▶ _Written instruction_
Copy all lines that contain the word "title".

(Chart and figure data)
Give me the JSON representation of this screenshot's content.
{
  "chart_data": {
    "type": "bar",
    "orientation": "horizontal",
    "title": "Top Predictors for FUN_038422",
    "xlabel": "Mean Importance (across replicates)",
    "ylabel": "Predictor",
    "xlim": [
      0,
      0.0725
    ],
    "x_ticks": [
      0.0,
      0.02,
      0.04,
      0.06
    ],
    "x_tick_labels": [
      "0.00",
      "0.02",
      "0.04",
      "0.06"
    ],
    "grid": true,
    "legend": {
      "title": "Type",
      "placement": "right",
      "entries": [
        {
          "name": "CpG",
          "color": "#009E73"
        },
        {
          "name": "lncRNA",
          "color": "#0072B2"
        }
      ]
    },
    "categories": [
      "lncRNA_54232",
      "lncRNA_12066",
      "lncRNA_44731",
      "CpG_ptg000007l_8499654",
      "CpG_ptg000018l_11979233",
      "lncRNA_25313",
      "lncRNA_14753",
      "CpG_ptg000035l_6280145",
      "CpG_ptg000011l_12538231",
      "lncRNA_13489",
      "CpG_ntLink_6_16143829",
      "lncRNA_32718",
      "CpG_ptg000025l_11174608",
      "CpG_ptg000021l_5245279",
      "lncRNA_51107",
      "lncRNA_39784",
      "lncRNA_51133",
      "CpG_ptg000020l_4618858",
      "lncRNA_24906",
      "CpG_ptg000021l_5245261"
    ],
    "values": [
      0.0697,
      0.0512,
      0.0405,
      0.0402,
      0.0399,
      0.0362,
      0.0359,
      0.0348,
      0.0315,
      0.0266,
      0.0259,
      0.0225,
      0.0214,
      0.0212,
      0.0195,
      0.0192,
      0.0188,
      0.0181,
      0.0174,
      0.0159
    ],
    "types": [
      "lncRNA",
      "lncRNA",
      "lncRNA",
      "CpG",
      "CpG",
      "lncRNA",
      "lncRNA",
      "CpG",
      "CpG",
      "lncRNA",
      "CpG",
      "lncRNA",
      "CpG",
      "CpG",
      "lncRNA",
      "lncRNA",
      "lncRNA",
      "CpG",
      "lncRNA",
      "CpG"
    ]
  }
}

▶ _Output for this exercise_
    "title": "Top Predictors for FUN_038422",
      "title": "Type",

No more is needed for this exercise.